### Stated goal 1
Please rewrite the records starting with the line with "cell-id-dosen: 302 <box>1250 328" and going on through the line with "table-row: 6 2023-08-28", replacing "cell-tanggal" with "cell-date" and leaving everything else unchanged.

### Quoted passage
* start *
[ovirt-users] Unable to get HE up after update

Simone Tiraboschi stirabos at redhat.com
Fri Oct 21 10:35:43 UTC 2016


On Fri, Oct 21, 2016 at 11:10 AM, Susinthiran Sithamparanathan <
chesusin at gmail.com> wrote:

> Hi,
>
> i did run that command from the engine (now the hostname is changed to
> susin.myftp.org -> 192.168.0.101 ) and got:
> [root at susin ~]# cat < /dev/tcp/susin/54321
> -bash: connect: Connection refused
> -bash: /dev/tcp/susin/54321: Connection refused
> [root at susin ~]# cat < /dev/tcp/susin.myftp.org/54321
> -bash: connect: Connection refused
> -bash: /dev/tcp/susin.myftp.org/54321: Connection refused
> [root at susin ~]# cat < /dev/tcp/192.168.0.101/54321
> -bash: connect: Connection refused
> -bash: /dev/tcp/192.168.0.101/54321: Connection refused
> [root at susin ~]#
>

The engine should be able to reach vdsm:
please fix this before touching anything else.


>
> Both host and engine is behing a NAT and I've configured /etc/hosts
> correctly so the hosts ping by name from the engine and host. The hostname
> of the engine is susin.myftp.org so using dig or host, it will resolve to
> my public IP, and pinging will resolve correctly.
>
> But now i came over http://www.ovirt.org/documentation/how-to/
> networking/changing-engine-hostname/ since i actually changed the
> hostname for the engine to be able to login through the web UI.
> Especially the following "The bigger concern is with the engine's
> certificate. Currently, to the best of our knowledge, there is no component
> that actually checks this trust. But it's possible, that in some future
> version of one of the relevant tools - vdsm, libvirt, etc. - such a check
> will actually be made, and even prevent connections. If this happens, the
> engine might not be able to connect to the hosts, and the worst case is
> that they will have to be reinstalled, thus loosing all the configuration
> and data accumulated by then."
* end *
### Working data
* start *
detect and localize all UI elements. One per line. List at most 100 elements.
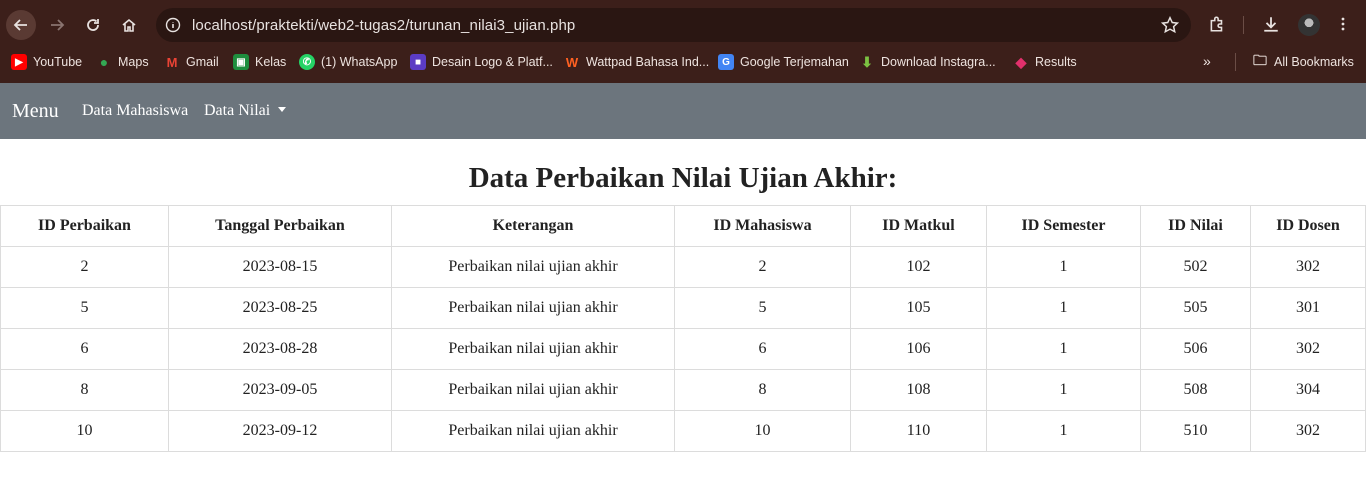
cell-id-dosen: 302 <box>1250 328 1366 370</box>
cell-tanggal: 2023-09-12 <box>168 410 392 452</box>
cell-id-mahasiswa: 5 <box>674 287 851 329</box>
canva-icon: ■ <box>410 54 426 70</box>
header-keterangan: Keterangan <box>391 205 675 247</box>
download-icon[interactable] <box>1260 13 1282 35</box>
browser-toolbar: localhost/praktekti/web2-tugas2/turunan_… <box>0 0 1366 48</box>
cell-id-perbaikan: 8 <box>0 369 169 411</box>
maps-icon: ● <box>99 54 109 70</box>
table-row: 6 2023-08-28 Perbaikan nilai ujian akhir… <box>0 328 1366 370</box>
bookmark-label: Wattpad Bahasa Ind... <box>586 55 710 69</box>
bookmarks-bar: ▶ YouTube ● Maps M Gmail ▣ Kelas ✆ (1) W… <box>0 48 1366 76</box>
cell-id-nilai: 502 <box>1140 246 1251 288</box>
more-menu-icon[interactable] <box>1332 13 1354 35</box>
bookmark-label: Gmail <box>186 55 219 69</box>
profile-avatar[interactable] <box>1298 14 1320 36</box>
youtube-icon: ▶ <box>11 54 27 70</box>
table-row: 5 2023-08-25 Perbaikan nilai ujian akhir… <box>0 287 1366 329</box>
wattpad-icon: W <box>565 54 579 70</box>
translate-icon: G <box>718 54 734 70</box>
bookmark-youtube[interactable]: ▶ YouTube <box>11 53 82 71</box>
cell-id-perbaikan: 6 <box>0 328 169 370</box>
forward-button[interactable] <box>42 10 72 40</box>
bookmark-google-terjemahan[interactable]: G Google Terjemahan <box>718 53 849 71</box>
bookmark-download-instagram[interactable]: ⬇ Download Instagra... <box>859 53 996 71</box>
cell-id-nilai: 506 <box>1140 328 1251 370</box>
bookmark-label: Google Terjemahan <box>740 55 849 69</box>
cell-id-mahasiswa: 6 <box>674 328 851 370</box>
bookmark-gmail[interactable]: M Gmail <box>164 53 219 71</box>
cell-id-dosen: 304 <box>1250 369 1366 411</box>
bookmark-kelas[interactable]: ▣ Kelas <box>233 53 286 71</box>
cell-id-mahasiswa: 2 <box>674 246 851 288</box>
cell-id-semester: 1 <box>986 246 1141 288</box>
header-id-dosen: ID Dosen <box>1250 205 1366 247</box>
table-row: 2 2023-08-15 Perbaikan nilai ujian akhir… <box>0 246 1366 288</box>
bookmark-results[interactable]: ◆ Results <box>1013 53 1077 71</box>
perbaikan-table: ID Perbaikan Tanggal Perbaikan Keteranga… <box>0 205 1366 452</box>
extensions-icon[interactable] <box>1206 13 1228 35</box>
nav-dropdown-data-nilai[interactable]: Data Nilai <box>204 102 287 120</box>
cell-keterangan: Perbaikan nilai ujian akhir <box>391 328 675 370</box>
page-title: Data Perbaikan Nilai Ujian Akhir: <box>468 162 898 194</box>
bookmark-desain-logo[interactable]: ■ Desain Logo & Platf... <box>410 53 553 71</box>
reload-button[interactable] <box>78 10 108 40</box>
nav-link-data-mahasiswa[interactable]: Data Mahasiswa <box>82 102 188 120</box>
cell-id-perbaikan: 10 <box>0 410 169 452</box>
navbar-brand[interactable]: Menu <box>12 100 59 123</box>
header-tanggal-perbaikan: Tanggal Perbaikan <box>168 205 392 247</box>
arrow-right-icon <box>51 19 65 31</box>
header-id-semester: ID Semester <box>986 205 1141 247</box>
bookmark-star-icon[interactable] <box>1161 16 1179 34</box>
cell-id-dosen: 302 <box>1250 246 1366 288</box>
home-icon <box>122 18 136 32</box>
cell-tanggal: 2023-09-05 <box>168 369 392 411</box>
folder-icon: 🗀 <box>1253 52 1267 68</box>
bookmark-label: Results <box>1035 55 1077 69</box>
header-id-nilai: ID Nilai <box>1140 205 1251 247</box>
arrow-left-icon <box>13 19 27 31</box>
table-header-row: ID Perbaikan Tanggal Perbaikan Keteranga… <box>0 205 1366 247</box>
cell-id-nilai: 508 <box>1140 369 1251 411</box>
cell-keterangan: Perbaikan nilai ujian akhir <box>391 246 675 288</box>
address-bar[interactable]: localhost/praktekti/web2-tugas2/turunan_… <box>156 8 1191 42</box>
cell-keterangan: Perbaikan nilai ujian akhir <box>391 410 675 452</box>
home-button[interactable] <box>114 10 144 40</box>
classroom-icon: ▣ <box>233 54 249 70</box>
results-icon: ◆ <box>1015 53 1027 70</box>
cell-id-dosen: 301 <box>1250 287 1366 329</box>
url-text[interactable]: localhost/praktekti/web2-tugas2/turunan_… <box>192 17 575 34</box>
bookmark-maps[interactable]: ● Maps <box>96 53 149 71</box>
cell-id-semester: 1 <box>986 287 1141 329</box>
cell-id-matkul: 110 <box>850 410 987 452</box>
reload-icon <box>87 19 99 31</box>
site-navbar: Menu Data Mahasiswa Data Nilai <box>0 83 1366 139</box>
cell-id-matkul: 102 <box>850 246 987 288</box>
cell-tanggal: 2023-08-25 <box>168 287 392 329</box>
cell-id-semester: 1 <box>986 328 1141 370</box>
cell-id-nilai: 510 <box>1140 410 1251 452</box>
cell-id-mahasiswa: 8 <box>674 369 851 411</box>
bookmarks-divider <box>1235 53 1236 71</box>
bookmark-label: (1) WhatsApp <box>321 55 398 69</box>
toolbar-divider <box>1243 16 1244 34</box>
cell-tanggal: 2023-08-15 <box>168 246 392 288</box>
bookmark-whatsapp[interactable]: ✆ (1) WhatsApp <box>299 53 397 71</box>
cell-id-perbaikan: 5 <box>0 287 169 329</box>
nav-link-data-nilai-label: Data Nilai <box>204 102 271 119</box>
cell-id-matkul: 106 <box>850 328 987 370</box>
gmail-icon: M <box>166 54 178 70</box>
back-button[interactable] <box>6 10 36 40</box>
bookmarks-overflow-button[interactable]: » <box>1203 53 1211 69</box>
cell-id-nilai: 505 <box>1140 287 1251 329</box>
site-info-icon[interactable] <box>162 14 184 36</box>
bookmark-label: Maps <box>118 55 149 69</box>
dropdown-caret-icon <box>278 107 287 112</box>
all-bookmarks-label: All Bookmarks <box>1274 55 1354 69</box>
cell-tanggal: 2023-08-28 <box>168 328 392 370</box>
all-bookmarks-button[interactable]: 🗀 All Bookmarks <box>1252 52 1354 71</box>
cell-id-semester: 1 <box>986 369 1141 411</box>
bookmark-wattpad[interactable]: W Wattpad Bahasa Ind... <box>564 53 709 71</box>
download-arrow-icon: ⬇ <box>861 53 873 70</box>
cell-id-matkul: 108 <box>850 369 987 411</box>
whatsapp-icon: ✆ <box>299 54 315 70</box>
* end *
* start *
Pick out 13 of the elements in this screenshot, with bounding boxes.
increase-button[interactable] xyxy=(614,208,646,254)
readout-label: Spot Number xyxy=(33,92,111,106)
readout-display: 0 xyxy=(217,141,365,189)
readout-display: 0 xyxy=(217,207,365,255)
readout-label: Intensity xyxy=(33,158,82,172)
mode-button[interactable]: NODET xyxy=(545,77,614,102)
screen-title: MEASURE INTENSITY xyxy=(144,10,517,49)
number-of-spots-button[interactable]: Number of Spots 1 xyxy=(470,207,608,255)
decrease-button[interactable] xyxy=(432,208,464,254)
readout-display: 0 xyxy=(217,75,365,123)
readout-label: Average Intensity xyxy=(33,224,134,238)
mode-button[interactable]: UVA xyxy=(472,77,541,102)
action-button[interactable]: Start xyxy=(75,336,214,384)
* end *
### Stated goal 2
Set down word for word the part of the oVirt thread starting with "The engine should" and going on through "will resolve correctly.".

### Expected output 1
cell-id-dosen: 302 <box>1250 328 1366 370</box>
cell-date: 2023-09-12 <box>168 410 392 452</box>
cell-id-mahasiswa: 5 <box>674 287 851 329</box>
canva-icon: ■ <box>410 54 426 70</box>
header-keterangan: Keterangan <box>391 205 675 247</box>
download-icon[interactable] <box>1260 13 1282 35</box>
browser-toolbar: localhost/praktekti/web2-tugas2/turunan_… <box>0 0 1366 48</box>
cell-id-perbaikan: 8 <box>0 369 169 411</box>
maps-icon: ● <box>99 54 109 70</box>
table-row: 6 2023-08-28 Perbaikan nilai ujian akhir… <box>0 328 1366 370</box>

### Expected output 2
The engine should be able to reach vdsm:
please fix this before touching anything else.


>
> Both host and engine is behing a NAT and I've configured /etc/hosts
> correctly so the hosts ping by name from the engine and host. The hostname
> of the engine is susin.myftp.org so using dig or host, it will resolve to
> my public IP, and pinging will resolve correctly.